▶ _Selected text_
+---+

Sunday, June 1, 2025

Solaris #6: Csicsery-Ronay's perspective on the Chaosphere

This series of blog posts began as a set of observations about literary research on the novel A Confederacy of Dunces (Confederacy), by John Kennedy Toole, but I have extended it to include other topics. This blog entry relates to a different topic.

My current research interest is the novel Solaris by Stanislaw Lem. I will not yet post my overall thesis for the project, but I am learning things along the way which are tangential to my thesis and which I can share.

Article discussed: Csicsery-Ronay, Istvan, Jr. "Modeling the Chaosphere: Stanislaw Lem's Alien Communications." In N. Katherine Hayles (Ed), Chaos and Order: Complex Dynamics in Literature and Science. (U. of Chicago Press, 1991), 244-62.

Last month, I discussed an article in which Istvan Csicsery-Ronay discussed his views on the political context within which science fiction operates and where Lem's work fits into that context. This month's topic is another essay by Csicsery-Ronay, one that is fifteen years older than the essay I discussed last month. This essay discusses three Lem texts: Solaris (1961), His Master's Voice (1968), and Fiasco (1986).

Csicsery-Ronay studies Lem's theme of the inability of humans to communicate with aliens. To Csicsery-Ronay, Lem's major theme in his later work is the problem of "carousel reasoning," in which the thinker cannot escape from the logical system in which the premises and conclusions are trapped. Csicsery-Ronay calls this bubble of circular reasoning the chaosphere.

For the humans, the goal is to break through the chaosphere to have true knowledge. The humans have two possible paths in this attempt: either to build a system of order that is all encompassing or to embrace randomness as a way to escape the limitations of ordered models. (This choice almost sounds like Thomas Pynchon's theme of order versus chaos, order, which is associated with the death instinct and chaos, which is life-affirming.) The effort to communicate with aliens is a metaphor for a dialectic between order and chaos.

+---+

▶ _Page layout parsing data_

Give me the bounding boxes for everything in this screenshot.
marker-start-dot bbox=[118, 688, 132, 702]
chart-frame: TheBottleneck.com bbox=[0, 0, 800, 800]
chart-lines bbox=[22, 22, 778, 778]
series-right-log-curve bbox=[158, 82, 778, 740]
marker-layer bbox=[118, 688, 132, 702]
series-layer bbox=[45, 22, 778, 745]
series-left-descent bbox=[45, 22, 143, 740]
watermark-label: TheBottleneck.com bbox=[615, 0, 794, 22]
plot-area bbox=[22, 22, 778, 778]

+---+

▶ _Explore the material_
**A)** Answer these questions about the blog post on Csicsery-Ronay and the chaosphere:
(i) Which novel were the posts in this series first about, and who wrote it?
(ii) What three Lem texts does the essay discuss?
(iii) What name does Csicsery-Ronay give to the bubble of circular reasoning?
**B)** Continue the blog post on Csicsery-Ronay and the chaosphere, starting after its last sentence.

▶ _Answers to this exercise_
**A)**
(i) A Confederacy of Dunces, by John Kennedy Toole.
(ii) Solaris (1961), His Master's Voice (1968), and Fiasco (1986).
(iii) The chaosphere.

**B)**
Csicsery-Ronay argues that Lem's three alien contact novels grow increasingly toward a postmodern perspective. In Solaris, the world-ocean can reach into the minds of the humans on the station and create visitors who reflect some of their inner memories and feelings. Attempts to understand the enigmatic ocean generate a large scientific literature of Solaristics, but it goes nowhere. The breakthrough of the chaosphere is effected by the world-ocean, and it is achieved by the visitor-Rheya.

In His Master's Voice, the focus is on what appears to be a message from aliens. One cannot be certain that it is actually a message. Perhaps it is a message from the universe itself. It is more postmodern than Solaris, because it presents the problem of knowledge as a problem of language. Is the text a text? Was there a sender?

Csicsery-Ronay sees Fiasco as completing the depiction of carousel reasoning. In this novel, both the humans and the aliens display an "aggressive self-consciousness" (259). There is no wise alien who is superior to humans and whom the humans cannot harm. Instead, contact degenerates into war and the destruction of the aliens.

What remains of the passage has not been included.